WHAT TO WORK ON: Reproduce every line of the records below verbatim, with no alterations.

ENTRIES SHOWN:
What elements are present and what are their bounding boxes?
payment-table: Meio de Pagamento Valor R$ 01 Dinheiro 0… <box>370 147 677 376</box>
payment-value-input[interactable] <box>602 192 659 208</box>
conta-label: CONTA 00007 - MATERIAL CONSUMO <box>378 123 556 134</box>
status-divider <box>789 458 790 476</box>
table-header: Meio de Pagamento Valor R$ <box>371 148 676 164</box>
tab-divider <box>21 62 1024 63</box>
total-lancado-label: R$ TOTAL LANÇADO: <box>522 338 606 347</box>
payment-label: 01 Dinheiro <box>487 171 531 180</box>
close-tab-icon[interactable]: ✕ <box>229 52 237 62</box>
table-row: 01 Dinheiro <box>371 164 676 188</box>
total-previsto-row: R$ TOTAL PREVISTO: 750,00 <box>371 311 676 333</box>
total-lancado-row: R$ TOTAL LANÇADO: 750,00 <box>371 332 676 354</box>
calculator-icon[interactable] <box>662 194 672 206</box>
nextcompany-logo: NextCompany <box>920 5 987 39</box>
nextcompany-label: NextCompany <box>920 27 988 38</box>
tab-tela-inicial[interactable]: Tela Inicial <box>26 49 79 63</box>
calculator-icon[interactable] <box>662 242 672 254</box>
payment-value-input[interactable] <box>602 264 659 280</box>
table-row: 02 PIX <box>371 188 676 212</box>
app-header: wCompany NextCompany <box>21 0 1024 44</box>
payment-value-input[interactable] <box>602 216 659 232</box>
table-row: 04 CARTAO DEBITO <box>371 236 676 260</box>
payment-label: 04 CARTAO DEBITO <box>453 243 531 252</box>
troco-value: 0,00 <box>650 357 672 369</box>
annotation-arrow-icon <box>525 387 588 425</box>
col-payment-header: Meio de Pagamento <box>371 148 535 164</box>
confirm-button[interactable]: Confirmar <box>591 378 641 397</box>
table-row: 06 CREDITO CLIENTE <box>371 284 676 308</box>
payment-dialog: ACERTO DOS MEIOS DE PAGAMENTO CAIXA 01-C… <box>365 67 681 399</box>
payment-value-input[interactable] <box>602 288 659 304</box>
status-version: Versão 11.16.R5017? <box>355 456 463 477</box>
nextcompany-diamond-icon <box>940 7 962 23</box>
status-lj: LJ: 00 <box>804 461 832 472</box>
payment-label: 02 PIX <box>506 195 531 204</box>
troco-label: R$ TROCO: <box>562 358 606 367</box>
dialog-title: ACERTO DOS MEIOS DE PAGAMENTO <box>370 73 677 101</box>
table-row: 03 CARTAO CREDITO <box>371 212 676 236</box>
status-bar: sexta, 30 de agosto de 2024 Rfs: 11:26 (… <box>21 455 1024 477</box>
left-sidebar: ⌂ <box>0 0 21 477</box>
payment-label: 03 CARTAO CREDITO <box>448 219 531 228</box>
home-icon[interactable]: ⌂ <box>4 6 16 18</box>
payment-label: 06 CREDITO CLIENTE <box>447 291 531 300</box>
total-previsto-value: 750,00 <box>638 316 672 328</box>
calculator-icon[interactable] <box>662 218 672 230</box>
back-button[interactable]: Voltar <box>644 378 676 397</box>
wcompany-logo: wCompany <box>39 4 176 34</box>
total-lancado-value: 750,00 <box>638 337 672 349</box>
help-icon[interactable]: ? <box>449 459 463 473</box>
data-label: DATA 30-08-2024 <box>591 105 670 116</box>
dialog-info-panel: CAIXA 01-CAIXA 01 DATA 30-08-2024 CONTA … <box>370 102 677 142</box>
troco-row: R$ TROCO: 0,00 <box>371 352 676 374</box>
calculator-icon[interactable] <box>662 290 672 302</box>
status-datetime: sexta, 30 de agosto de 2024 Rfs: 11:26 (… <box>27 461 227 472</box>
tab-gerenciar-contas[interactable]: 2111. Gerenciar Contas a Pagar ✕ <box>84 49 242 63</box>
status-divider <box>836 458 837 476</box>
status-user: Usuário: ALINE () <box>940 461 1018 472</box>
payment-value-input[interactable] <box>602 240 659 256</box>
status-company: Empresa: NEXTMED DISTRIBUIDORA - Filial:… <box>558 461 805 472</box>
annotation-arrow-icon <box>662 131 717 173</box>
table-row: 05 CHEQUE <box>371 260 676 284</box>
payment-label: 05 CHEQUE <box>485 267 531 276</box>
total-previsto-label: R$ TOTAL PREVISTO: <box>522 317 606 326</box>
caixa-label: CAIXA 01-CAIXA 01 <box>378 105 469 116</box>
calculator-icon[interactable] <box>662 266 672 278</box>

RESPONSE TO THE TASK:
What elements are present and what are their bounding boxes?
payment-table: Meio de Pagamento Valor R$ 01 Dinheiro 0… <box>370 147 677 376</box>
payment-value-input[interactable] <box>602 192 659 208</box>
conta-label: CONTA 00007 - MATERIAL CONSUMO <box>378 123 556 134</box>
status-divider <box>789 458 790 476</box>
table-header: Meio de Pagamento Valor R$ <box>371 148 676 164</box>
tab-divider <box>21 62 1024 63</box>
total-lancado-label: R$ TOTAL LANÇADO: <box>522 338 606 347</box>
payment-label: 01 Dinheiro <box>487 171 531 180</box>
close-tab-icon[interactable]: ✕ <box>229 52 237 62</box>
table-row: 01 Dinheiro <box>371 164 676 188</box>
total-previsto-row: R$ TOTAL PREVISTO: 750,00 <box>371 311 676 333</box>
total-lancado-row: R$ TOTAL LANÇADO: 750,00 <box>371 332 676 354</box>
calculator-icon[interactable] <box>662 194 672 206</box>
nextcompany-logo: NextCompany <box>920 5 987 39</box>
nextcompany-label: NextCompany <box>920 27 988 38</box>
tab-tela-inicial[interactable]: Tela Inicial <box>26 49 79 63</box>
calculator-icon[interactable] <box>662 242 672 254</box>
payment-value-input[interactable] <box>602 264 659 280</box>
table-row: 02 PIX <box>371 188 676 212</box>
app-header: wCompany NextCompany <box>21 0 1024 44</box>
payment-value-input[interactable] <box>602 216 659 232</box>
table-row: 04 CARTAO DEBITO <box>371 236 676 260</box>
payment-label: 04 CARTAO DEBITO <box>453 243 531 252</box>
troco-value: 0,00 <box>650 357 672 369</box>
annotation-arrow-icon <box>525 387 588 425</box>
col-payment-header: Meio de Pagamento <box>371 148 535 164</box>
confirm-button[interactable]: Confirmar <box>591 378 641 397</box>
table-row: 06 CREDITO CLIENTE <box>371 284 676 308</box>
payment-dialog: ACERTO DOS MEIOS DE PAGAMENTO CAIXA 01-C… <box>365 67 681 399</box>
payment-value-input[interactable] <box>602 288 659 304</box>
status-version: Versão 11.16.R5017? <box>355 456 463 477</box>
nextcompany-diamond-icon <box>940 7 962 23</box>
status-lj: LJ: 00 <box>804 461 832 472</box>
payment-label: 02 PIX <box>506 195 531 204</box>
troco-label: R$ TROCO: <box>562 358 606 367</box>
dialog-title: ACERTO DOS MEIOS DE PAGAMENTO <box>370 73 677 101</box>
table-row: 03 CARTAO CREDITO <box>371 212 676 236</box>
status-bar: sexta, 30 de agosto de 2024 Rfs: 11:26 (… <box>21 455 1024 477</box>
left-sidebar: ⌂ <box>0 0 21 477</box>
payment-label: 03 CARTAO CREDITO <box>448 219 531 228</box>
home-icon[interactable]: ⌂ <box>4 6 16 18</box>
payment-label: 06 CREDITO CLIENTE <box>447 291 531 300</box>
total-previsto-value: 750,00 <box>638 316 672 328</box>
calculator-icon[interactable] <box>662 218 672 230</box>
back-button[interactable]: Voltar <box>644 378 676 397</box>
wcompany-logo: wCompany <box>39 4 176 34</box>
total-lancado-value: 750,00 <box>638 337 672 349</box>
help-icon[interactable]: ? <box>449 459 463 473</box>
data-label: DATA 30-08-2024 <box>591 105 670 116</box>
dialog-info-panel: CAIXA 01-CAIXA 01 DATA 30-08-2024 CONTA … <box>370 102 677 142</box>
troco-row: R$ TROCO: 0,00 <box>371 352 676 374</box>
calculator-icon[interactable] <box>662 290 672 302</box>
status-datetime: sexta, 30 de agosto de 2024 Rfs: 11:26 (… <box>27 461 227 472</box>
tab-gerenciar-contas[interactable]: 2111. Gerenciar Contas a Pagar ✕ <box>84 49 242 63</box>
status-divider <box>836 458 837 476</box>
status-user: Usuário: ALINE () <box>940 461 1018 472</box>
payment-value-input[interactable] <box>602 240 659 256</box>
status-company: Empresa: NEXTMED DISTRIBUIDORA - Filial:… <box>558 461 805 472</box>
annotation-arrow-icon <box>662 131 717 173</box>
table-row: 05 CHEQUE <box>371 260 676 284</box>
payment-label: 05 CHEQUE <box>485 267 531 276</box>
total-previsto-label: R$ TOTAL PREVISTO: <box>522 317 606 326</box>
caixa-label: CAIXA 01-CAIXA 01 <box>378 105 469 116</box>
calculator-icon[interactable] <box>662 266 672 278</box>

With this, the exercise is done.